Pull out every line with the word "archive" from the entries below.

-=-=-=-=-

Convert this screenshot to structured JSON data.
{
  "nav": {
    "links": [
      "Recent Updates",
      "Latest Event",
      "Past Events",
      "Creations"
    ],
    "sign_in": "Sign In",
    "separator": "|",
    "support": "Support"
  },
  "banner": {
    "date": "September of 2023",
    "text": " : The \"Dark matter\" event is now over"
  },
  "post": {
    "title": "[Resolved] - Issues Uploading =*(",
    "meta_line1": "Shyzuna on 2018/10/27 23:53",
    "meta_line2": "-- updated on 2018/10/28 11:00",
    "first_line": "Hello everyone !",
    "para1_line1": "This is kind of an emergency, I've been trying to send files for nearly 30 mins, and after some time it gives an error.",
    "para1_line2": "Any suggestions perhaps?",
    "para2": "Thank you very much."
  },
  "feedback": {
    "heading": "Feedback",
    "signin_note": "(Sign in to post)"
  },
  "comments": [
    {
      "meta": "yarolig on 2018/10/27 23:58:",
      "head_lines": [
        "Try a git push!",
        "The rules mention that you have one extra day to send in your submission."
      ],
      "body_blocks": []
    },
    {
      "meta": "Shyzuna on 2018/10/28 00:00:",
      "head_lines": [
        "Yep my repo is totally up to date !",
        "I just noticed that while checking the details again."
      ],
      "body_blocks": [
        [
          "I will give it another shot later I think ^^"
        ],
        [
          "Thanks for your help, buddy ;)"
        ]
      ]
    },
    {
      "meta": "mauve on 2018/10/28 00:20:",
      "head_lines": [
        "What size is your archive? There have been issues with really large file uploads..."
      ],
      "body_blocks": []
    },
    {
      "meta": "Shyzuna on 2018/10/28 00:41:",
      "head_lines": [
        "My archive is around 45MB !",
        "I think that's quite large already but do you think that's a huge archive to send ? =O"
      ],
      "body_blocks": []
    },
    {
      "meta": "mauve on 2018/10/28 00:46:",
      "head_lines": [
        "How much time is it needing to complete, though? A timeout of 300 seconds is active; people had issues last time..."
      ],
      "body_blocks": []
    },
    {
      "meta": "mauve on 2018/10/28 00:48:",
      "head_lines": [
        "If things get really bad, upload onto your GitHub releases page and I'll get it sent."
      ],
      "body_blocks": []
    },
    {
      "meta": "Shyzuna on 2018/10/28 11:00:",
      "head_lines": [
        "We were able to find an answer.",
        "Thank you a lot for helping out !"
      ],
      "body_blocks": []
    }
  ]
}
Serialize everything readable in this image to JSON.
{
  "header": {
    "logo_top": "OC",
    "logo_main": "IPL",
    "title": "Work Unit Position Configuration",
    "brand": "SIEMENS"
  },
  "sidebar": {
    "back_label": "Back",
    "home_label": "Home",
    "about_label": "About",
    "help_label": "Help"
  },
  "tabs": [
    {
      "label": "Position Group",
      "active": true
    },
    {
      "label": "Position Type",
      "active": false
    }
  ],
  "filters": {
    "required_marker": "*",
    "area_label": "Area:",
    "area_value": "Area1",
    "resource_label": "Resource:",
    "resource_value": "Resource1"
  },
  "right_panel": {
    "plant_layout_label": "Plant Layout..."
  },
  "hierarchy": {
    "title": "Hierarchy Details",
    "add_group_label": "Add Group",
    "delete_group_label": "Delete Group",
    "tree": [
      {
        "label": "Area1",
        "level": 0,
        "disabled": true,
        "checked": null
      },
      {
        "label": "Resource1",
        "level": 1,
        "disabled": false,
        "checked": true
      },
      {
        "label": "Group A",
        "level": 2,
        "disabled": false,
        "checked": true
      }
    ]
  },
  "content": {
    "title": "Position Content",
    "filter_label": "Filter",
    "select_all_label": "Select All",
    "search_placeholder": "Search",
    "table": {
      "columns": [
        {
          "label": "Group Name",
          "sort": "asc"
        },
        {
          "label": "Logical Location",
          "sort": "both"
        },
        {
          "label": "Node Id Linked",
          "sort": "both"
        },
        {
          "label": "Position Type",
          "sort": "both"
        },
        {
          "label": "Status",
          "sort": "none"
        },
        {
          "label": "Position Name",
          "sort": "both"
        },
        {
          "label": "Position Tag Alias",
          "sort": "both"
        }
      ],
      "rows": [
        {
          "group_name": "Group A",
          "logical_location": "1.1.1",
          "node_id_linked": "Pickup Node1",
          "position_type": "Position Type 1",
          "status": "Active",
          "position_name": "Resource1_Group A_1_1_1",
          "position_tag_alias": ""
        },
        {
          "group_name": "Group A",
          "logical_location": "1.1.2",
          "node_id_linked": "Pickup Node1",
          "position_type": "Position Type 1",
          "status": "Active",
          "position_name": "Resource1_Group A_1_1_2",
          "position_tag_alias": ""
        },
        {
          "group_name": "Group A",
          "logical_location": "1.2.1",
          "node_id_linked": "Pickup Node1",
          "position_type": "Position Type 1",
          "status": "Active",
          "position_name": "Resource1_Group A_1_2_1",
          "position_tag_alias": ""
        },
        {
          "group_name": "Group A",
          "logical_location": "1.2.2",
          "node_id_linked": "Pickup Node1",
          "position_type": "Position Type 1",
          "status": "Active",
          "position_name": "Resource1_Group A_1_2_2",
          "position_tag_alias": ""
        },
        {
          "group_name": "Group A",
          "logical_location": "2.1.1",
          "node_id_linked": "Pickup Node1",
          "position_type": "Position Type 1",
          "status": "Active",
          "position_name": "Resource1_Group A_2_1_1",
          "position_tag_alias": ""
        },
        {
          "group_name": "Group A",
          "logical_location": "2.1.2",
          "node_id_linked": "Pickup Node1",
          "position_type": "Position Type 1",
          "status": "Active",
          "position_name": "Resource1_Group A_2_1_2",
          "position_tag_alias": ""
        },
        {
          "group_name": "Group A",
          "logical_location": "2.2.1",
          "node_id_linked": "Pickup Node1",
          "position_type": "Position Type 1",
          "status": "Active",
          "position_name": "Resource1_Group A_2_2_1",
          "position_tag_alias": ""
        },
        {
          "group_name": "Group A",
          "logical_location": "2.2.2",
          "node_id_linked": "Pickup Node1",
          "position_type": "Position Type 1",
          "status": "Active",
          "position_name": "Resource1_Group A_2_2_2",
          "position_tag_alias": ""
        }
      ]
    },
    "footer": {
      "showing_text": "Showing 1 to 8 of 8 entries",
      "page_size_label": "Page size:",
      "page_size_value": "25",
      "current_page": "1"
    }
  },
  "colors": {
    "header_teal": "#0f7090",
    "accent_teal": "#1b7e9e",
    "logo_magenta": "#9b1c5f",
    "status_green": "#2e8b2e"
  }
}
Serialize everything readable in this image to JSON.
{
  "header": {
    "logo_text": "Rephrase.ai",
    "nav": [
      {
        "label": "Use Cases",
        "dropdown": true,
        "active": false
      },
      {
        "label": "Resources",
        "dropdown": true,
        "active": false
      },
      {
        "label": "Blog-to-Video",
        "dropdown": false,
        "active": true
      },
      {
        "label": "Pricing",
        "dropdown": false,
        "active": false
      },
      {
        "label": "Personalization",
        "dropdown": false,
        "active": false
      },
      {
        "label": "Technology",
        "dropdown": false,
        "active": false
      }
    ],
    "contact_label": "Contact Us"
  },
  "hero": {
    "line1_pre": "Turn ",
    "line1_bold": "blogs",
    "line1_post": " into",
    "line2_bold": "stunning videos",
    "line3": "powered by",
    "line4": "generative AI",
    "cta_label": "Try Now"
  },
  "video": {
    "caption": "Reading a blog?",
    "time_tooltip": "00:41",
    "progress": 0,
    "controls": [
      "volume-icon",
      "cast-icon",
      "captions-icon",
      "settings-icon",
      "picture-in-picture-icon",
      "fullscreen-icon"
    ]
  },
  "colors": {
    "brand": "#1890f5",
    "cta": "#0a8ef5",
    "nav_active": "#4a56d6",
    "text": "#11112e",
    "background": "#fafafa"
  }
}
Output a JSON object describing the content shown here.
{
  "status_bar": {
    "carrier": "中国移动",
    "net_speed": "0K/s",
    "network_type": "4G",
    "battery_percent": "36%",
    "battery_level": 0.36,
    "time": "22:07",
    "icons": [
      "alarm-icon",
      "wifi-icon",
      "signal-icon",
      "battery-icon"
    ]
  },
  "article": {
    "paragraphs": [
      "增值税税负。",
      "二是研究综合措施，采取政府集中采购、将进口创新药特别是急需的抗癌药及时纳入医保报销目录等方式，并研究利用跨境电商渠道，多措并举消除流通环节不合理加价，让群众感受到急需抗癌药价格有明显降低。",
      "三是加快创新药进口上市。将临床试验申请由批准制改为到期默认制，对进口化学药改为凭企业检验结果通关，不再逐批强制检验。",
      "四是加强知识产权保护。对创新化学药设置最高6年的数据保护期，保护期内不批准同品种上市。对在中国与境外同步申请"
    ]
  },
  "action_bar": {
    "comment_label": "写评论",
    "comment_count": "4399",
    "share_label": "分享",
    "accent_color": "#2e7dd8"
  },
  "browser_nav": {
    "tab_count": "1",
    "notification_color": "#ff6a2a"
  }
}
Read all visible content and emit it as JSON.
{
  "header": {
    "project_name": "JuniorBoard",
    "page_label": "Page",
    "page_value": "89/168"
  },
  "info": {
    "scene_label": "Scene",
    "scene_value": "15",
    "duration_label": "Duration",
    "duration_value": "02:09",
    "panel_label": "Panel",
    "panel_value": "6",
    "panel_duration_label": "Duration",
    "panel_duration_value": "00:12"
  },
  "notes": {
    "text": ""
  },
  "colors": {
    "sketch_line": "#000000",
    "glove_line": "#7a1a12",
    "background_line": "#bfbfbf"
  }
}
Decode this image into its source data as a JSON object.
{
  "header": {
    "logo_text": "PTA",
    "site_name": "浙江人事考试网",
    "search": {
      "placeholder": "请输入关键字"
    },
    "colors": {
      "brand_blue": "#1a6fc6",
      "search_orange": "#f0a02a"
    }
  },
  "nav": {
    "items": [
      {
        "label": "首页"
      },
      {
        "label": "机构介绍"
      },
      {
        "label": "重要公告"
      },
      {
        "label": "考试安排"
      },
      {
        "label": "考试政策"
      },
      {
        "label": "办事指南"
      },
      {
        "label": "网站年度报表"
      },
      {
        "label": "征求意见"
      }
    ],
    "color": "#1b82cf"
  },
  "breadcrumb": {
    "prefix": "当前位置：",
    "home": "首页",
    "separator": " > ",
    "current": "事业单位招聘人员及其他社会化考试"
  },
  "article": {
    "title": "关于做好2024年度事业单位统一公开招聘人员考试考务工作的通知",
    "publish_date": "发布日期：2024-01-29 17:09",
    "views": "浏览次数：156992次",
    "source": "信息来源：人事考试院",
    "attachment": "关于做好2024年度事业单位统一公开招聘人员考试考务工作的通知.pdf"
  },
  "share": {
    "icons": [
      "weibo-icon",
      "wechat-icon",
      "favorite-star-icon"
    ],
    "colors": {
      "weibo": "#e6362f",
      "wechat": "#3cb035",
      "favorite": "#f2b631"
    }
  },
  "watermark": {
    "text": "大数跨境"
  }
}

-=-=-=-=-

Response –
        "What size is your archive? There have been issues with really large file uploads..."
        "My archive is around 45MB !",
        "I think that's quite large already but do you think that's a huge archive to send ? =O"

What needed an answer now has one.